■ Passage:
The USS Stockham (DD-683) was commissioned by the U.S. Navy for nearly a decade and a half in the mid-20th century, but remained on the Navy list for over three decades. She was named for Captain Fred William Stockham who served with the United States Marine Corps in World War I. Stockham was designated as a member of the Fletcher class of destroyers.
Stockham was laid down at San Francisco, California by the Bethlehem Steel Corporation in December 1942, launched in June 1943, and commissioned in February 1944 with Commander E. P. Holmes in command. Carrying a crew of 273, Stockham was 376 feet, five inches long and armed with ten 21-inch torpedo tubes, five 5-inch anti-aircraft guns, four 20-millimeter anti-aircraft guns, and four 1.1 inch anti-aircraft guns.
Stockham reported for duty at Pearl Harbor in April, and was deployed to the Marshall Islands in late May 1944. In June, Stockham participated in pre-invasion bombardments at Saipan and then sailed for the Mariana Islands to take part in the Battle of the Philippine Sea, where she engaged in combat with Japanese airplanes. The destroyer then operated during the Saipan and Tinian occupations in the summer and then patrolled off Guam to defend the invasion fleet.
Stockham protected aircraft carriers and troops at Leyte Gulf in October, particularly during the Cape Engano phase. She alternated between combat in the Philippines and provisioning and upkeep at Ulithi, and served with the carriers when strikes on Japan began in January 1945. During the invasion of Okinawa in April, Stockham helped defend the fleet against kamikazes and helped escort damaged ships like Pittsburgh out of the battle zone.

■ Required work:
**1.** Repeat the USS Stockham passage word for word between "Stockham protected aircraft" and "the battle zone.", inclusive.
**2.** Answer these from the USS Stockham passage:
(a) Who was in command when the destroyer was commissioned?
(b) Where did Stockham report for duty in April 1944?
(c) Which damaged ship did Stockham help escort out of the battle zone during the invasion of Okinawa?
The listing that comes next is from a separate source, not from the USS Stockham passage.

■ Raw records:
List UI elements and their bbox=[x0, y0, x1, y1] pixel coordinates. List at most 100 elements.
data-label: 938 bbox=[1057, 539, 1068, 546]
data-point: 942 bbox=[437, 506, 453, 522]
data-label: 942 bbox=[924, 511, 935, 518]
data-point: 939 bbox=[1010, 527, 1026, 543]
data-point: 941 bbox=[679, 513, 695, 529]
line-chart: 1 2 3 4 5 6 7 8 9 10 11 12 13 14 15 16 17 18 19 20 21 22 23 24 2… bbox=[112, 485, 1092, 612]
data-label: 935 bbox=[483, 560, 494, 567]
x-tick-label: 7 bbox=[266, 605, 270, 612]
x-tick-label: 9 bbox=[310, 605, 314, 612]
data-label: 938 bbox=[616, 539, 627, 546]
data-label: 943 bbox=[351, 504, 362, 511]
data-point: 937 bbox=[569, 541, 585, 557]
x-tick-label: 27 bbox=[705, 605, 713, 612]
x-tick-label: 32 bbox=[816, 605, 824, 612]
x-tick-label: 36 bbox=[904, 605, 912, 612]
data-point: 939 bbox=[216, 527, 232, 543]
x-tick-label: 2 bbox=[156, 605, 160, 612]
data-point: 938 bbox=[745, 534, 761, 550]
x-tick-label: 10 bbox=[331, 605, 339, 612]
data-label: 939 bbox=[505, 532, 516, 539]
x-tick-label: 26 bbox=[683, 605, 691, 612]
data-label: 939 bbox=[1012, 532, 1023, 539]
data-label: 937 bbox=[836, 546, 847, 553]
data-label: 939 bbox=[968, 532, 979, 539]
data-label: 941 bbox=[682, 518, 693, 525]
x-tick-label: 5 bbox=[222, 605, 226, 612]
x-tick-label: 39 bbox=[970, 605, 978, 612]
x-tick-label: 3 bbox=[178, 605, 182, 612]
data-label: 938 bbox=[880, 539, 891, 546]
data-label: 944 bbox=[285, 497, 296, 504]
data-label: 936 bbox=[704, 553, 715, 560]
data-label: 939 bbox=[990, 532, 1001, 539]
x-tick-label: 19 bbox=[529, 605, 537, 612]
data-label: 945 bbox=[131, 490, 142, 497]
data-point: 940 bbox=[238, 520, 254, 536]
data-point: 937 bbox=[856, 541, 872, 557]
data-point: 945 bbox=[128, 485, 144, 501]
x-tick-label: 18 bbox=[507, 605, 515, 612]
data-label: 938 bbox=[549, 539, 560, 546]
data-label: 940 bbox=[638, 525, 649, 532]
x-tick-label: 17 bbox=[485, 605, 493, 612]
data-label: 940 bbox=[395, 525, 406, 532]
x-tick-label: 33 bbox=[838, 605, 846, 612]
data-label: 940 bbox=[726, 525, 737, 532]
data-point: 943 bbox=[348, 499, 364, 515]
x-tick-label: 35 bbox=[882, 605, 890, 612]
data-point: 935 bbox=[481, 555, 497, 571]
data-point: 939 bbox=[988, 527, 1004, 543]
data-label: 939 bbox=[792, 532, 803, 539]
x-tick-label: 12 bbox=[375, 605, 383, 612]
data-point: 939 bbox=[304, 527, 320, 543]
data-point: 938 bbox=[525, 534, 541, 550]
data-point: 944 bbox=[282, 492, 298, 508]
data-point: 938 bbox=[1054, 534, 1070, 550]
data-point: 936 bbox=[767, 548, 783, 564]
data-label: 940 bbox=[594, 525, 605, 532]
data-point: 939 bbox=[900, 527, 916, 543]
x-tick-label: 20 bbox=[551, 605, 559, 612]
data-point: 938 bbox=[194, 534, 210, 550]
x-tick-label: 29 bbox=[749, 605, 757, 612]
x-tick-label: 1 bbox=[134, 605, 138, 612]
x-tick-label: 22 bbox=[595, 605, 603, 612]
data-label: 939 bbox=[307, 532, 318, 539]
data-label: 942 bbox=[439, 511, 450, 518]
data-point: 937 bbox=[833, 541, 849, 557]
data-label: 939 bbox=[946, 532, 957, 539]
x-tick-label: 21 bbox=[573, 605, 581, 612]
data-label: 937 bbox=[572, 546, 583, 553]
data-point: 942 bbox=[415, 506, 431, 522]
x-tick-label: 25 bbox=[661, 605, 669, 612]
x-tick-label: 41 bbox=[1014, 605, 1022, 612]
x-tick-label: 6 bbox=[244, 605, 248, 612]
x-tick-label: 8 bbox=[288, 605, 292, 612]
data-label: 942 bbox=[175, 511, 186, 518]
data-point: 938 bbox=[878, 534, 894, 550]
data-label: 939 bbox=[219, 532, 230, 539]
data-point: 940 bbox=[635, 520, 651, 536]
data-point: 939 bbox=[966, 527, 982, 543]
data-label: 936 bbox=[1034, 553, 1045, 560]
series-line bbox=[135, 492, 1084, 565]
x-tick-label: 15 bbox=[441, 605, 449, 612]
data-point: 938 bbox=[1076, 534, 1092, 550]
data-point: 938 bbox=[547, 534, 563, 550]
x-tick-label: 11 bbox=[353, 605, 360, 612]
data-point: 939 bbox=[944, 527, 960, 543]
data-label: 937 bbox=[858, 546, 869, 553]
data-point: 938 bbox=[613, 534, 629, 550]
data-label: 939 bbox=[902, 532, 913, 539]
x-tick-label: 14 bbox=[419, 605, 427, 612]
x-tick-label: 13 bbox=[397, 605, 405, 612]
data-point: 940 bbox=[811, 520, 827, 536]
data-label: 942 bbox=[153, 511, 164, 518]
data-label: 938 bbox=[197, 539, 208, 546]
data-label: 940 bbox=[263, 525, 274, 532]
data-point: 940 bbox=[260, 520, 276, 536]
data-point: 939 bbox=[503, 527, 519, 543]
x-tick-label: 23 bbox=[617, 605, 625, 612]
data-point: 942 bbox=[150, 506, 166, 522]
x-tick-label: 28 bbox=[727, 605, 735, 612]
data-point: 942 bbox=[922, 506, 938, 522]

■ Replies:
**1.**
Stockham protected aircraft carriers and troops at Leyte Gulf in October, particularly during the Cape Engano phase. She alternated between combat in the Philippines and provisioning and upkeep at Ulithi, and served with the carriers when strikes on Japan began in January 1945. During the invasion of Okinawa in April, Stockham helped defend the fleet against kamikazes and helped escort damaged ships like Pittsburgh out of the battle zone.

**2.**
(a) Commander E. P. Holmes
(b) Pearl Harbor
(c) Pittsburgh